┌─ Stored data

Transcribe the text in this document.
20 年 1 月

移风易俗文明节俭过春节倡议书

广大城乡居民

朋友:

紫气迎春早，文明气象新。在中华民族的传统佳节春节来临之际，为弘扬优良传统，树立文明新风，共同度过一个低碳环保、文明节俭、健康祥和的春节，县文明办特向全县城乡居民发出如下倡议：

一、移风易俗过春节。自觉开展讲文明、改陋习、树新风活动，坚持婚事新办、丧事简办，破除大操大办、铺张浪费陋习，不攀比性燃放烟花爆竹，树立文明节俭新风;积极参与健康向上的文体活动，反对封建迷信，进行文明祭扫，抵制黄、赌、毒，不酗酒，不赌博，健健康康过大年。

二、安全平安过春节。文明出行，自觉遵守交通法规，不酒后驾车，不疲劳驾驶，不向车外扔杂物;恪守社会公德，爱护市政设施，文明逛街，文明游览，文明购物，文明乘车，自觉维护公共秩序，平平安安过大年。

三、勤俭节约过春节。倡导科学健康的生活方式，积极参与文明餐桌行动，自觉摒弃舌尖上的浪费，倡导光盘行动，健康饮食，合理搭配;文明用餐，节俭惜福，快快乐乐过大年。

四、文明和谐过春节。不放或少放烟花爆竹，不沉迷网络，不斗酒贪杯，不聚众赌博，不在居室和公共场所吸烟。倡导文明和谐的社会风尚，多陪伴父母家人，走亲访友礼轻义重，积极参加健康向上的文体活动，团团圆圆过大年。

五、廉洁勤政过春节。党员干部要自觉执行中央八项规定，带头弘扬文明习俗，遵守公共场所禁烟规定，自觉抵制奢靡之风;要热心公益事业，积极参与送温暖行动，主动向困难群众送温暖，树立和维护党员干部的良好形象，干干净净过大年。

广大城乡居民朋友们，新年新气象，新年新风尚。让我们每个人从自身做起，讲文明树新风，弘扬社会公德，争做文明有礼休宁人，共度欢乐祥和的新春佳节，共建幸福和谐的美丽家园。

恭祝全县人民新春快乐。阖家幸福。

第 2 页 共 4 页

└─

### Given task
Each line of the listing should be copied exactly.

### Final answer
Transcribe the text in this document.
20 年 1 月

移风易俗文明节俭过春节倡议书

广大城乡居民

朋友:

紫气迎春早，文明气象新。在中华民族的传统佳节春节来临之际，为弘扬优良传统，树立文明新风，共同度过一个低碳环保、文明节俭、健康祥和的春节，县文明办特向全县城乡居民发出如下倡议：

一、移风易俗过春节。自觉开展讲文明、改陋习、树新风活动，坚持婚事新办、丧事简办，破除大操大办、铺张浪费陋习，不攀比性燃放烟花爆竹，树立文明节俭新风;积极参与健康向上的文体活动，反对封建迷信，进行文明祭扫，抵制黄、赌、毒，不酗酒，不赌博，健健康康过大年。

二、安全平安过春节。文明出行，自觉遵守交通法规，不酒后驾车，不疲劳驾驶，不向车外扔杂物;恪守社会公德，爱护市政设施，文明逛街，文明游览，文明购物，文明乘车，自觉维护公共秩序，平平安安过大年。

三、勤俭节约过春节。倡导科学健康的生活方式，积极参与文明餐桌行动，自觉摒弃舌尖上的浪费，倡导光盘行动，健康饮食，合理搭配;文明用餐，节俭惜福，快快乐乐过大年。

四、文明和谐过春节。不放或少放烟花爆竹，不沉迷网络，不斗酒贪杯，不聚众赌博，不在居室和公共场所吸烟。倡导文明和谐的社会风尚，多陪伴父母家人，走亲访友礼轻义重，积极参加健康向上的文体活动，团团圆圆过大年。

五、廉洁勤政过春节。党员干部要自觉执行中央八项规定，带头弘扬文明习俗，遵守公共场所禁烟规定，自觉抵制奢靡之风;要热心公益事业，积极参与送温暖行动，主动向困难群众送温暖，树立和维护党员干部的良好形象，干干净净过大年。

广大城乡居民朋友们，新年新气象，新年新风尚。让我们每个人从自身做起，讲文明树新风，弘扬社会公德，争做文明有礼休宁人，共度欢乐祥和的新春佳节，共建幸福和谐的美丽家园。

恭祝全县人民新春快乐。阖家幸福。

第 2 页 共 4 页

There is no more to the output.